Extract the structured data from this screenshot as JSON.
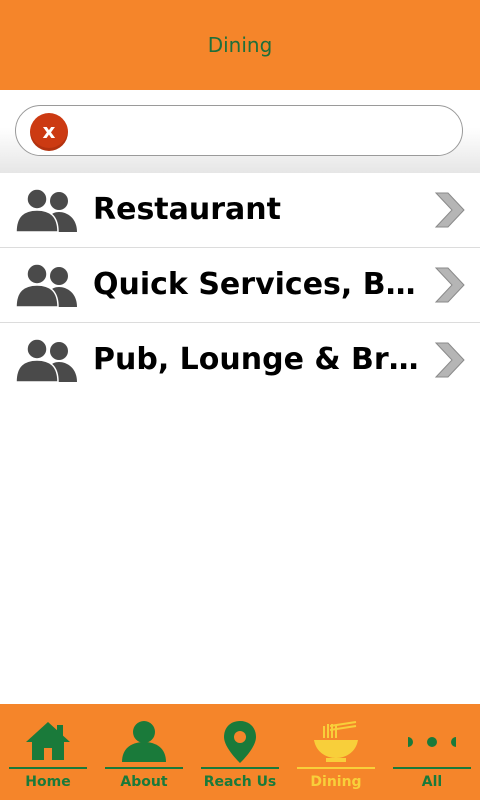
{
  "header": {
    "title": "Dining"
  },
  "search": {
    "value": "",
    "clear_label": "x"
  },
  "list": {
    "items": [
      {
        "label": "Restaurant",
        "icon": "group-icon"
      },
      {
        "label": "Quick Services, Bakery & Café",
        "icon": "group-icon"
      },
      {
        "label": "Pub, Lounge & Brewery",
        "icon": "group-icon"
      }
    ]
  },
  "tabbar": {
    "tabs": [
      {
        "label": "Home",
        "icon": "home-icon",
        "active": false
      },
      {
        "label": "About",
        "icon": "person-icon",
        "active": false
      },
      {
        "label": "Reach Us",
        "icon": "map-pin-icon",
        "active": false
      },
      {
        "label": "Dining",
        "icon": "noodle-bowl-icon",
        "active": true
      },
      {
        "label": "All",
        "icon": "more-dots-icon",
        "active": false
      }
    ]
  },
  "colors": {
    "brand": "#f5852a",
    "title_green": "#1f6f3a",
    "active_tab": "#f8cf3a",
    "clear_button": "#cc3a12",
    "icon_gray": "#4a4a4a"
  }
}
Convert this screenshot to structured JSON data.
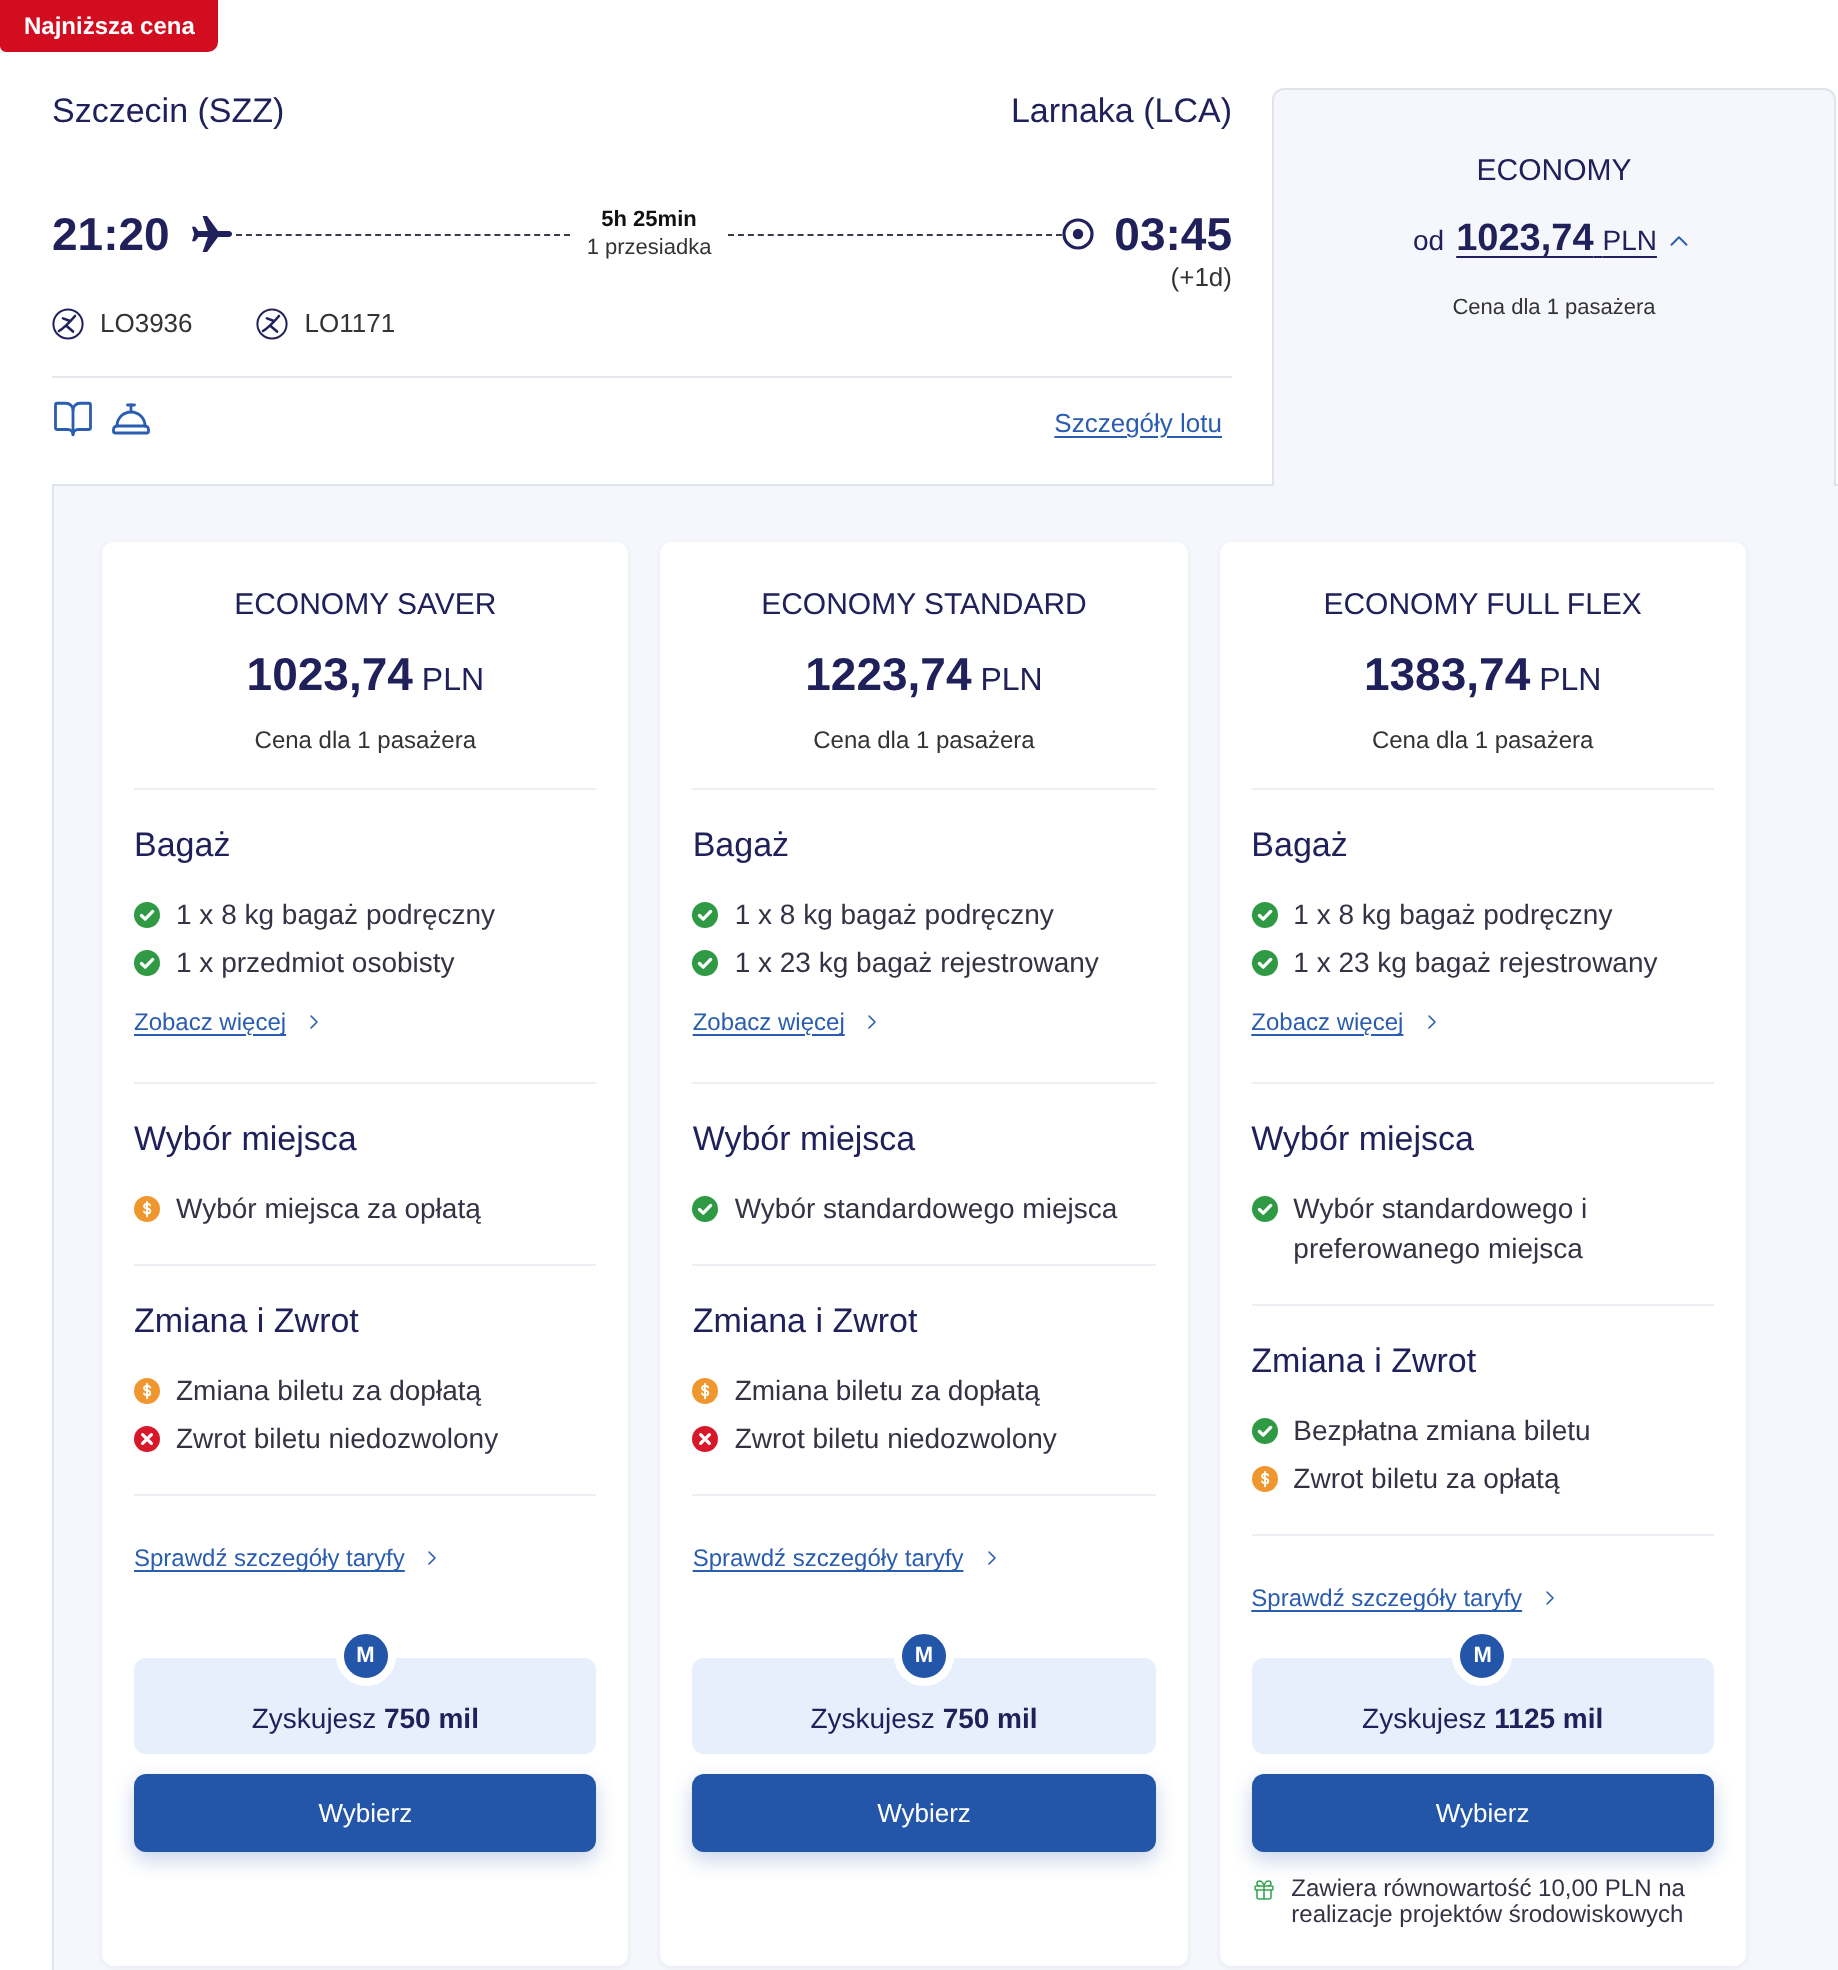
{
  "badge": {
    "label": "Najniższa cena"
  },
  "flight": {
    "origin": "Szczecin (SZZ)",
    "destination": "Larnaka (LCA)",
    "departure": "21:20",
    "arrival": "03:45",
    "arrival_day_offset": "(+1d)",
    "duration": "5h 25min",
    "stops": "1 przesiadka",
    "segments": [
      {
        "flight_number": "LO3936"
      },
      {
        "flight_number": "LO1171"
      }
    ],
    "details_link": "Szczegóły lotu"
  },
  "cabin": {
    "name": "ECONOMY",
    "price_prefix": "od",
    "price": "1023,74",
    "currency": "PLN",
    "price_note": "Cena dla 1 pasażera",
    "expanded": true
  },
  "fares": [
    {
      "name": "ECONOMY SAVER",
      "price": "1023,74",
      "currency": "PLN",
      "price_note": "Cena dla 1 pasażera",
      "sections": [
        {
          "title": "Bagaż",
          "items": [
            {
              "kind": "included",
              "text": "1 x 8 kg bagaż podręczny"
            },
            {
              "kind": "included",
              "text": "1 x przedmiot osobisty"
            }
          ],
          "link": "Zobacz więcej"
        },
        {
          "title": "Wybór miejsca",
          "items": [
            {
              "kind": "paid",
              "text": "Wybór miejsca za opłatą"
            }
          ]
        },
        {
          "title": "Zmiana i Zwrot",
          "items": [
            {
              "kind": "paid",
              "text": "Zmiana biletu za dopłatą"
            },
            {
              "kind": "excluded",
              "text": "Zwrot biletu niedozwolony"
            }
          ]
        }
      ],
      "details_link": "Sprawdź szczegóły taryfy",
      "miles_badge": "M",
      "miles": "Zyskujesz **750 mil**",
      "button": "Wybierz"
    },
    {
      "name": "ECONOMY STANDARD",
      "price": "1223,74",
      "currency": "PLN",
      "price_note": "Cena dla 1 pasażera",
      "sections": [
        {
          "title": "Bagaż",
          "items": [
            {
              "kind": "included",
              "text": "1 x 8 kg bagaż podręczny"
            },
            {
              "kind": "included",
              "text": "1 x 23 kg bagaż rejestrowany"
            }
          ],
          "link": "Zobacz więcej"
        },
        {
          "title": "Wybór miejsca",
          "items": [
            {
              "kind": "included",
              "text": "Wybór standardowego miejsca"
            }
          ]
        },
        {
          "title": "Zmiana i Zwrot",
          "items": [
            {
              "kind": "paid",
              "text": "Zmiana biletu za dopłatą"
            },
            {
              "kind": "excluded",
              "text": "Zwrot biletu niedozwolony"
            }
          ]
        }
      ],
      "details_link": "Sprawdź szczegóły taryfy",
      "miles_badge": "M",
      "miles": "Zyskujesz **750 mil**",
      "button": "Wybierz"
    },
    {
      "name": "ECONOMY FULL FLEX",
      "price": "1383,74",
      "currency": "PLN",
      "price_note": "Cena dla 1 pasażera",
      "sections": [
        {
          "title": "Bagaż",
          "items": [
            {
              "kind": "included",
              "text": "1 x 8 kg bagaż podręczny"
            },
            {
              "kind": "included",
              "text": "1 x 23 kg bagaż rejestrowany"
            }
          ],
          "link": "Zobacz więcej"
        },
        {
          "title": "Wybór miejsca",
          "items": [
            {
              "kind": "included",
              "text": "Wybór standardowego i preferowanego miejsca"
            }
          ]
        },
        {
          "title": "Zmiana i Zwrot",
          "items": [
            {
              "kind": "included",
              "text": "Bezpłatna zmiana biletu"
            },
            {
              "kind": "paid",
              "text": "Zwrot biletu za opłatą"
            }
          ]
        }
      ],
      "details_link": "Sprawdź szczegóły taryfy",
      "miles_badge": "M",
      "miles": "Zyskujesz **1125 mil**",
      "button": "Wybierz",
      "footnote": "Zawiera równowartość 10,00 PLN na realizacje projektów środowiskowych"
    }
  ]
}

* PROBLEM TO WORK ON
Quote the data above in full, leaving out the pictures it holds.

* EXERCISE ANSWER
Extract the structured data from this screenshot as JSON.
{
  "header": {
    "title": "Dining"
  },
  "search": {
    "value": "",
    "clear_label": "x"
  },
  "list": {
    "items": [
      {
        "label": "Restaurant",
        "icon": "group-icon"
      },
      {
        "label": "Quick Services, Bakery & Café",
        "icon": "group-icon"
      },
      {
        "label": "Pub, Lounge & Brewery",
        "icon": "group-icon"
      }
    ]
  },
  "tabbar": {
    "tabs": [
      {
        "label": "Home",
        "icon": "home-icon",
        "active": false
      },
      {
        "label": "About",
        "icon": "person-icon",
        "active": false
      },
      {
        "label": "Reach Us",
        "icon": "map-pin-icon",
        "active": false
      },
      {
        "label": "Dining",
        "icon": "noodle-bowl-icon",
        "active": true
      },
      {
        "label": "All",
        "icon": "more-dots-icon",
        "active": false
      }
    ]
  },
  "colors": {
    "brand": "#f5852a",
    "title_green": "#1f6f3a",
    "active_tab": "#f8cf3a",
    "clear_button": "#cc3a12",
    "icon_gray": "#4a4a4a"
  }
}
Convert this screenshot to structured JSON data.
{
  "badge": {
    "label": "Najniższa cena"
  },
  "flight": {
    "origin": "Szczecin (SZZ)",
    "destination": "Larnaka (LCA)",
    "departure": "21:20",
    "arrival": "03:45",
    "arrival_day_offset": "(+1d)",
    "duration": "5h 25min",
    "stops": "1 przesiadka",
    "segments": [
      {
        "flight_number": "LO3936"
      },
      {
        "flight_number": "LO1171"
      }
    ],
    "details_link": "Szczegóły lotu"
  },
  "cabin": {
    "name": "ECONOMY",
    "price_prefix": "od",
    "price": "1023,74",
    "currency": "PLN",
    "price_note": "Cena dla 1 pasażera",
    "expanded": true
  },
  "fares": [
    {
      "name": "ECONOMY SAVER",
      "price": "1023,74",
      "currency": "PLN",
      "price_note": "Cena dla 1 pasażera",
      "sections": [
        {
          "title": "Bagaż",
          "items": [
            {
              "kind": "included",
              "text": "1 x 8 kg bagaż podręczny"
            },
            {
              "kind": "included",
              "text": "1 x przedmiot osobisty"
            }
          ],
          "link": "Zobacz więcej"
        },
        {
          "title": "Wybór miejsca",
          "items": [
            {
              "kind": "paid",
              "text": "Wybór miejsca za opłatą"
            }
          ]
        },
        {
          "title": "Zmiana i Zwrot",
          "items": [
            {
              "kind": "paid",
              "text": "Zmiana biletu za dopłatą"
            },
            {
              "kind": "excluded",
              "text": "Zwrot biletu niedozwolony"
            }
          ]
        }
      ],
      "details_link": "Sprawdź szczegóły taryfy",
      "miles_badge": "M",
      "miles": "Zyskujesz **750 mil**",
      "button": "Wybierz"
    },
    {
      "name": "ECONOMY STANDARD",
      "price": "1223,74",
      "currency": "PLN",
      "price_note": "Cena dla 1 pasażera",
      "sections": [
        {
          "title": "Bagaż",
          "items": [
            {
              "kind": "included",
              "text": "1 x 8 kg bagaż podręczny"
            },
            {
              "kind": "included",
              "text": "1 x 23 kg bagaż rejestrowany"
            }
          ],
          "link": "Zobacz więcej"
        },
        {
          "title": "Wybór miejsca",
          "items": [
            {
              "kind": "included",
              "text": "Wybór standardowego miejsca"
            }
          ]
        },
        {
          "title": "Zmiana i Zwrot",
          "items": [
            {
              "kind": "paid",
              "text": "Zmiana biletu za dopłatą"
            },
            {
              "kind": "excluded",
              "text": "Zwrot biletu niedozwolony"
            }
          ]
        }
      ],
      "details_link": "Sprawdź szczegóły taryfy",
      "miles_badge": "M",
      "miles": "Zyskujesz **750 mil**",
      "button": "Wybierz"
    },
    {
      "name": "ECONOMY FULL FLEX",
      "price": "1383,74",
      "currency": "PLN",
      "price_note": "Cena dla 1 pasażera",
      "sections": [
        {
          "title": "Bagaż",
          "items": [
            {
              "kind": "included",
              "text": "1 x 8 kg bagaż podręczny"
            },
            {
              "kind": "included",
              "text": "1 x 23 kg bagaż rejestrowany"
            }
          ],
          "link": "Zobacz więcej"
        },
        {
          "title": "Wybór miejsca",
          "items": [
            {
              "kind": "included",
              "text": "Wybór standardowego i preferowanego miejsca"
            }
          ]
        },
        {
          "title": "Zmiana i Zwrot",
          "items": [
            {
              "kind": "included",
              "text": "Bezpłatna zmiana biletu"
            },
            {
              "kind": "paid",
              "text": "Zwrot biletu za opłatą"
            }
          ]
        }
      ],
      "details_link": "Sprawdź szczegóły taryfy",
      "miles_badge": "M",
      "miles": "Zyskujesz **1125 mil**",
      "button": "Wybierz",
      "footnote": "Zawiera równowartość 10,00 PLN na realizacje projektów środowiskowych"
    }
  ]
}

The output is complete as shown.